THE REQUEST
Return all entries word for word, but drop any images.

EXERCISE MATERIAL
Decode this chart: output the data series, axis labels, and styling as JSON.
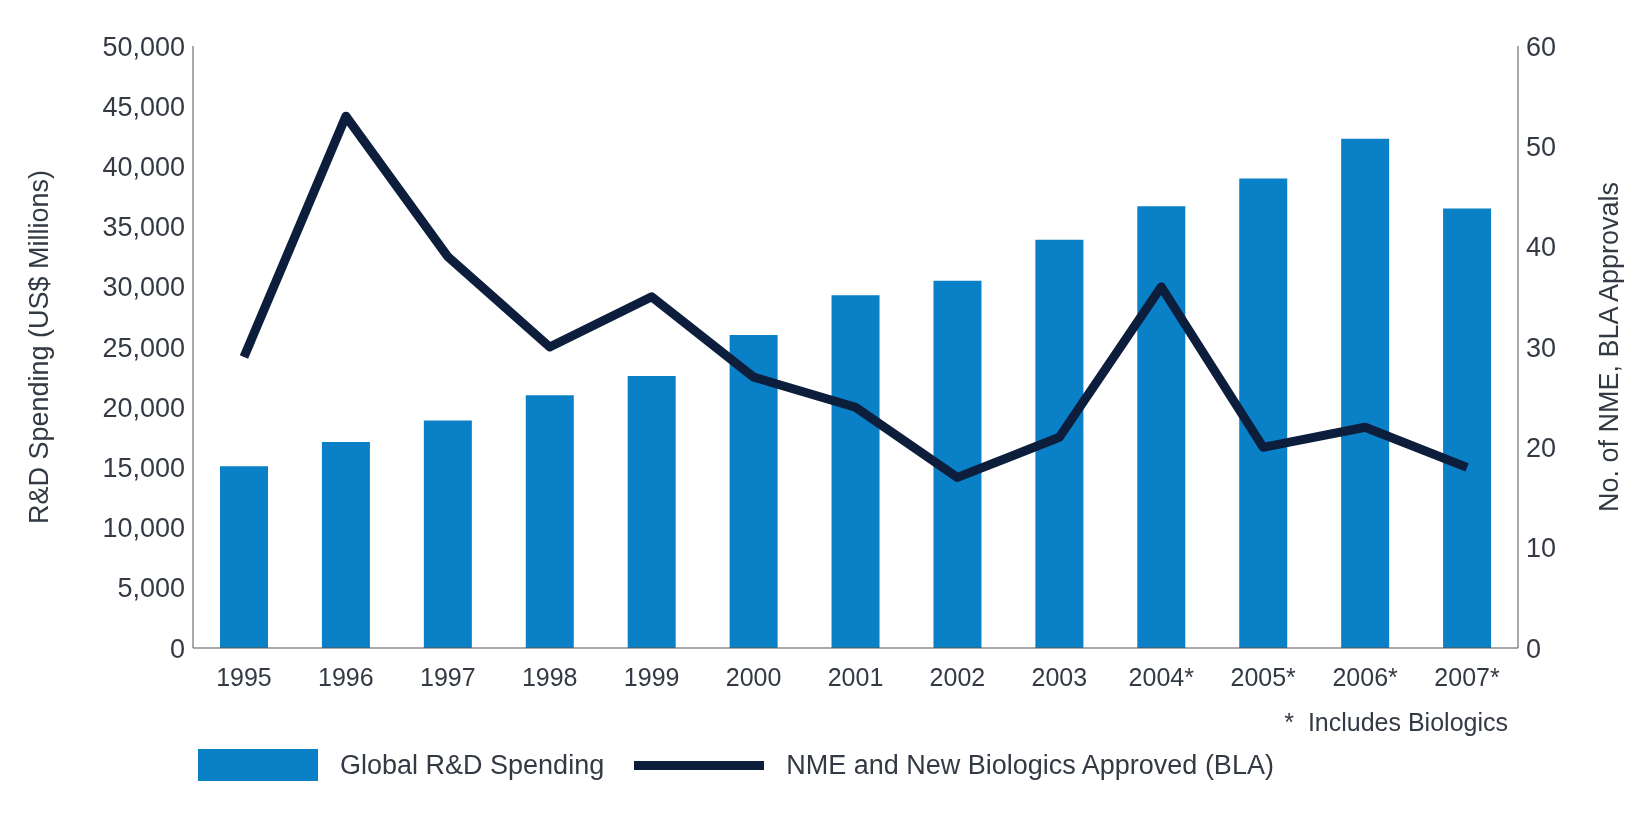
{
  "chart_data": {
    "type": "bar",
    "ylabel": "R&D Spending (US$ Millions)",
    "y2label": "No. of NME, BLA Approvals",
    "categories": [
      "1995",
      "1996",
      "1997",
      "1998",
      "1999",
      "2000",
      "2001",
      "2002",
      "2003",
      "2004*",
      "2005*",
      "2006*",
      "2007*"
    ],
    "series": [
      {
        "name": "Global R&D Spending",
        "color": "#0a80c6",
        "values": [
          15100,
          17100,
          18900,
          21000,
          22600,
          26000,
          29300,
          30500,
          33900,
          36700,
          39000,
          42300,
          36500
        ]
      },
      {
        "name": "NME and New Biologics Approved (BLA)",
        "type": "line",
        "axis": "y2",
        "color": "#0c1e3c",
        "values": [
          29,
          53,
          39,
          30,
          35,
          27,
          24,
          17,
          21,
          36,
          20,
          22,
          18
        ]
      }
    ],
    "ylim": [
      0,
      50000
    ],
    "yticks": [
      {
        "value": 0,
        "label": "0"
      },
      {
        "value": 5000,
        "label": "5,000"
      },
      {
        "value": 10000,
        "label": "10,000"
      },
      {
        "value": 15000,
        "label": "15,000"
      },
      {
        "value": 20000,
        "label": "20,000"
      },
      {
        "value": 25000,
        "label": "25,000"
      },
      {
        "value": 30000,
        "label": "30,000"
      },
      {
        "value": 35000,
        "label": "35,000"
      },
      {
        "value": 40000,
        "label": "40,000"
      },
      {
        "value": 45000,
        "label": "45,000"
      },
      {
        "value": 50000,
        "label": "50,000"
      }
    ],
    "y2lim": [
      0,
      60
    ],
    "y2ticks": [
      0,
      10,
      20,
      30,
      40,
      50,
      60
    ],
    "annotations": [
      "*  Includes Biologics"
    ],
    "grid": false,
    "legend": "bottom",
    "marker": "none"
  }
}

CORRECT RESULT
Decode this chart: output the data series, axis labels, and styling as JSON.
{
  "chart_data": {
    "type": "bar",
    "ylabel": "R&D Spending (US$ Millions)",
    "y2label": "No. of NME, BLA Approvals",
    "categories": [
      "1995",
      "1996",
      "1997",
      "1998",
      "1999",
      "2000",
      "2001",
      "2002",
      "2003",
      "2004*",
      "2005*",
      "2006*",
      "2007*"
    ],
    "series": [
      {
        "name": "Global R&D Spending",
        "color": "#0a80c6",
        "values": [
          15100,
          17100,
          18900,
          21000,
          22600,
          26000,
          29300,
          30500,
          33900,
          36700,
          39000,
          42300,
          36500
        ]
      },
      {
        "name": "NME and New Biologics Approved (BLA)",
        "type": "line",
        "axis": "y2",
        "color": "#0c1e3c",
        "values": [
          29,
          53,
          39,
          30,
          35,
          27,
          24,
          17,
          21,
          36,
          20,
          22,
          18
        ]
      }
    ],
    "ylim": [
      0,
      50000
    ],
    "yticks": [
      {
        "value": 0,
        "label": "0"
      },
      {
        "value": 5000,
        "label": "5,000"
      },
      {
        "value": 10000,
        "label": "10,000"
      },
      {
        "value": 15000,
        "label": "15,000"
      },
      {
        "value": 20000,
        "label": "20,000"
      },
      {
        "value": 25000,
        "label": "25,000"
      },
      {
        "value": 30000,
        "label": "30,000"
      },
      {
        "value": 35000,
        "label": "35,000"
      },
      {
        "value": 40000,
        "label": "40,000"
      },
      {
        "value": 45000,
        "label": "45,000"
      },
      {
        "value": 50000,
        "label": "50,000"
      }
    ],
    "y2lim": [
      0,
      60
    ],
    "y2ticks": [
      0,
      10,
      20,
      30,
      40,
      50,
      60
    ],
    "annotations": [
      "*  Includes Biologics"
    ],
    "grid": false,
    "legend": "bottom",
    "marker": "none"
  }
}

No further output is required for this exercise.